→ WORK TO BE COMPLETED:
Select from the data all lines with the word "二轮压路机".

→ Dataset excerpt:
++++++++
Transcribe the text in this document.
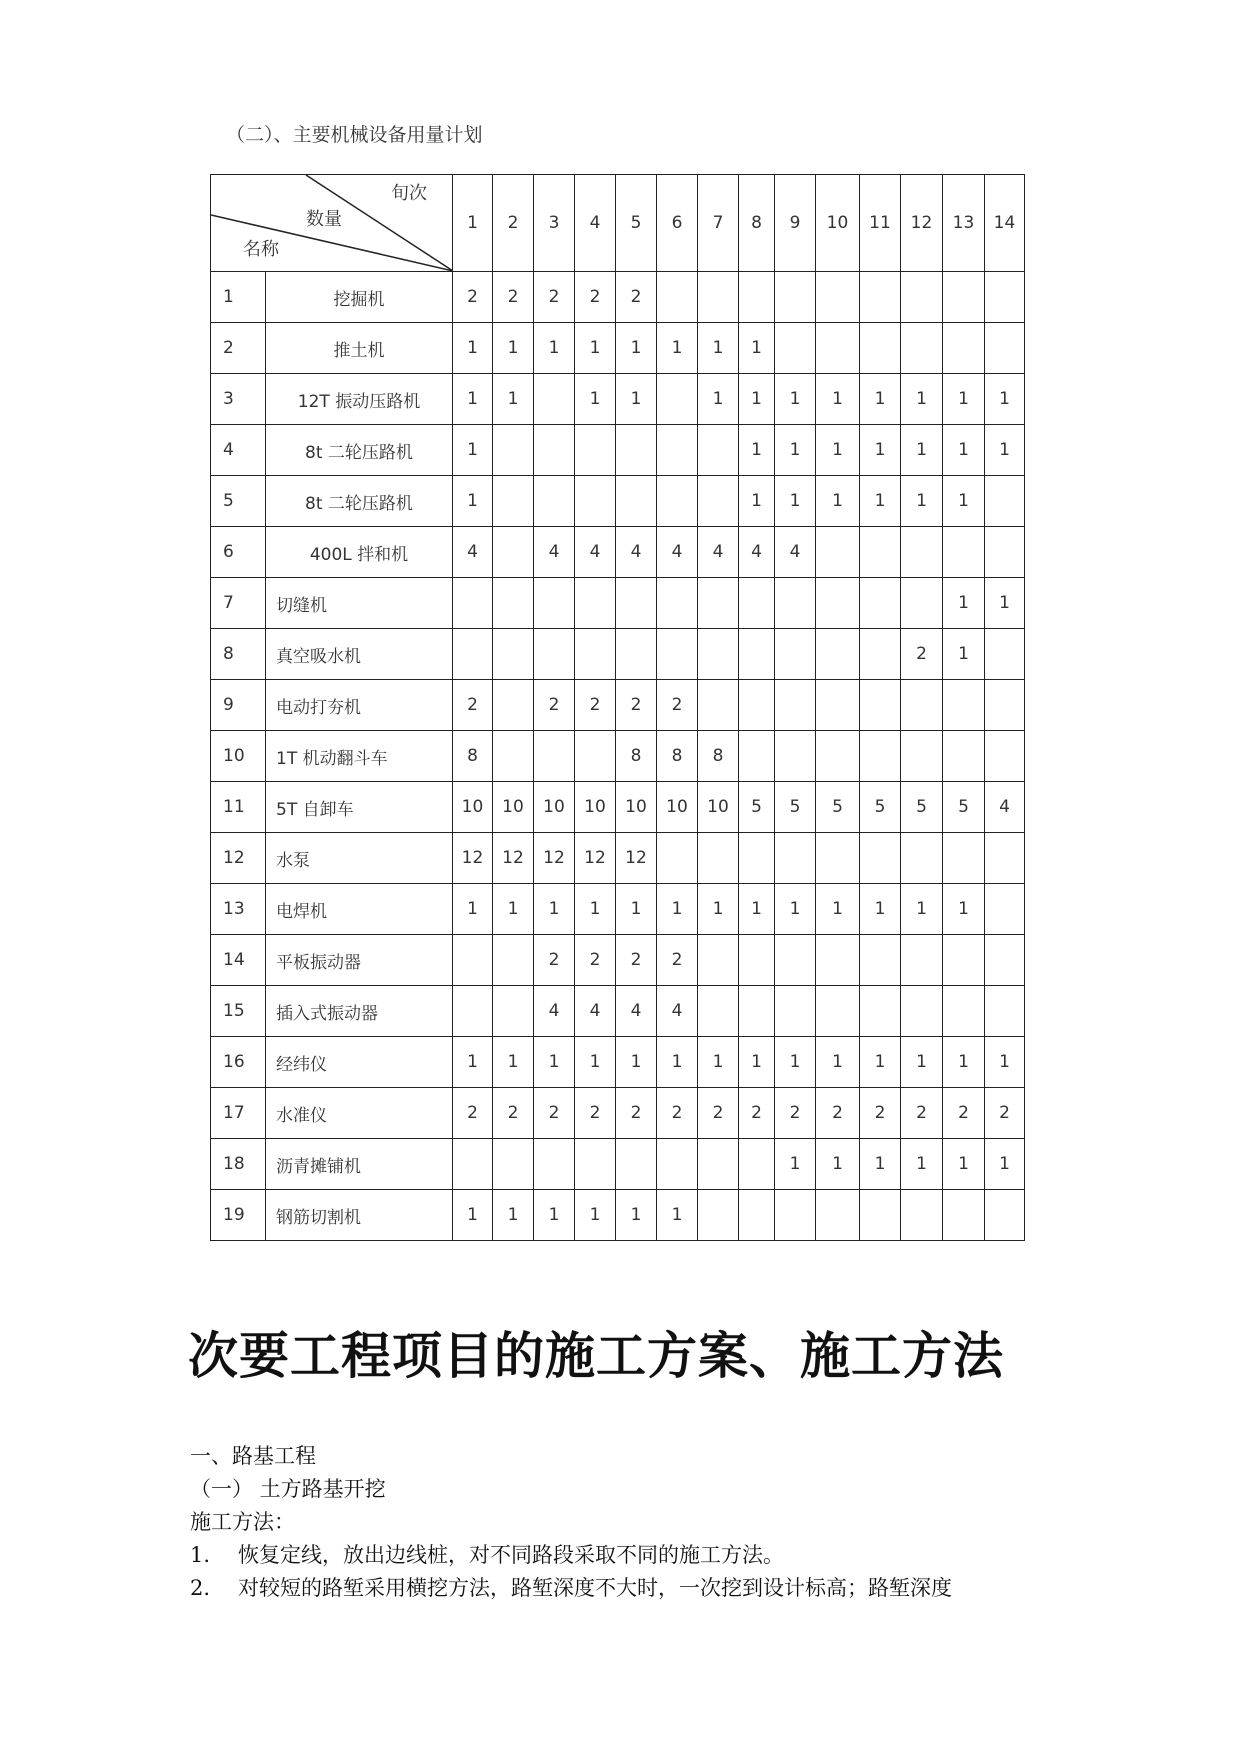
（二）、主要机械设备用量计划
旬次
数量
名称		1	2	3	4	5	6	7	8	9	10	11	12	13	14
1	挖掘机	2	2	2	2	2									
2	推土机	1	1	1	1	1	1	1	1						
3	12T 振动压路机	1	1		1	1		1	1	1	1	1	1	1	1
4	8t 二轮压路机	1							1	1	1	1	1	1	1
5	8t 二轮压路机	1							1	1	1	1	1	1	
6	400L 拌和机	4		4	4	4	4	4	4	4					
7	切缝机													1	1
8	真空吸水机												2	1	
9	电动打夯机	2		2	2	2	2								
10	1T 机动翻斗车	8				8	8	8							
11	5T 自卸车	10	10	10	10	10	10	10	5	5	5	5	5	5	4
12	水泵	12	12	12	12	12									
13	电焊机	1	1	1	1	1	1	1	1	1	1	1	1	1	
14	平板振动器			2	2	2	2								
15	插入式振动器			4	4	4	4								
16	经纬仪	1	1	1	1	1	1	1	1	1	1	1	1	1	1
17	水准仪	2	2	2	2	2	2	2	2	2	2	2	2	2	2
18	沥青摊铺机									1	1	1	1	1	1
19	钢筋切割机	1	1	1	1	1	1								
次要工程项目的施工方案、施工方法
一、路基工程
（一） 土方路基开挖
施工方法：
1. 恢复定线，放出边线桩，对不同路段采取不同的施工方法。
2. 对较短的路堑采用横挖方法，路堑深度不大时，一次挖到设计标高；路堑深度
++++++++
→ SOLUTION TO THIS PROBLEM:
4	8t 二轮压路机	1							1	1	1	1	1	1	1
5	8t 二轮压路机	1							1	1	1	1	1	1	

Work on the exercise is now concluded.